Copy all lines below exactly as written. Leave pictures out.

------------------------------

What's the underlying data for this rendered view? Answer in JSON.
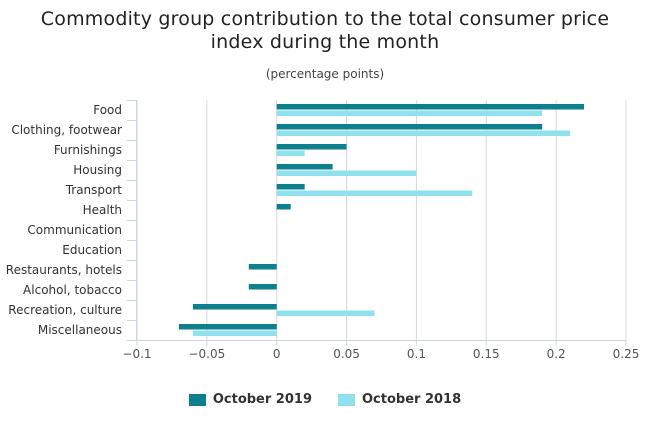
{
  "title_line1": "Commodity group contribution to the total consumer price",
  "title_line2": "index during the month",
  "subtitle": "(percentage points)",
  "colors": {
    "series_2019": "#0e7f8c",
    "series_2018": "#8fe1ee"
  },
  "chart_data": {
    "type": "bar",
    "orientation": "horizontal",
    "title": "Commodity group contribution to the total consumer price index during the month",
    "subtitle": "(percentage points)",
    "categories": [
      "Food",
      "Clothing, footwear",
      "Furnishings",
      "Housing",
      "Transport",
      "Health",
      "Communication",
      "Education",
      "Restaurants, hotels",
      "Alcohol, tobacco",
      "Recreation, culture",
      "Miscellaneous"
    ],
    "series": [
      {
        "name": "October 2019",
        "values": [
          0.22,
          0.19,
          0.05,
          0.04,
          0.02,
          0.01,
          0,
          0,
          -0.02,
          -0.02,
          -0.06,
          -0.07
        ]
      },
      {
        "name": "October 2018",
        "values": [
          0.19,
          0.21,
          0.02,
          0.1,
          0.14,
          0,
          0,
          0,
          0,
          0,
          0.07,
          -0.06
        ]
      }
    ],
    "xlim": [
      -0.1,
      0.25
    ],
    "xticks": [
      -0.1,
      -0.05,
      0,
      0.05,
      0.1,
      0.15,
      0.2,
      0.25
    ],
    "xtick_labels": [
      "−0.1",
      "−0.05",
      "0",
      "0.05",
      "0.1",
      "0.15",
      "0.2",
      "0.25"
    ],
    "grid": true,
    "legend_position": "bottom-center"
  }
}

------------------------------

— RESPONSE TO THIS EXERCISE —
What's the underlying data for this rendered view? Answer in JSON.
{
  "title_line1": "Commodity group contribution to the total consumer price",
  "title_line2": "index during the month",
  "subtitle": "(percentage points)",
  "colors": {
    "series_2019": "#0e7f8c",
    "series_2018": "#8fe1ee"
  },
  "chart_data": {
    "type": "bar",
    "orientation": "horizontal",
    "title": "Commodity group contribution to the total consumer price index during the month",
    "subtitle": "(percentage points)",
    "categories": [
      "Food",
      "Clothing, footwear",
      "Furnishings",
      "Housing",
      "Transport",
      "Health",
      "Communication",
      "Education",
      "Restaurants, hotels",
      "Alcohol, tobacco",
      "Recreation, culture",
      "Miscellaneous"
    ],
    "series": [
      {
        "name": "October 2019",
        "values": [
          0.22,
          0.19,
          0.05,
          0.04,
          0.02,
          0.01,
          0,
          0,
          -0.02,
          -0.02,
          -0.06,
          -0.07
        ]
      },
      {
        "name": "October 2018",
        "values": [
          0.19,
          0.21,
          0.02,
          0.1,
          0.14,
          0,
          0,
          0,
          0,
          0,
          0.07,
          -0.06
        ]
      }
    ],
    "xlim": [
      -0.1,
      0.25
    ],
    "xticks": [
      -0.1,
      -0.05,
      0,
      0.05,
      0.1,
      0.15,
      0.2,
      0.25
    ],
    "xtick_labels": [
      "−0.1",
      "−0.05",
      "0",
      "0.05",
      "0.1",
      "0.15",
      "0.2",
      "0.25"
    ],
    "grid": true,
    "legend_position": "bottom-center"
  }
}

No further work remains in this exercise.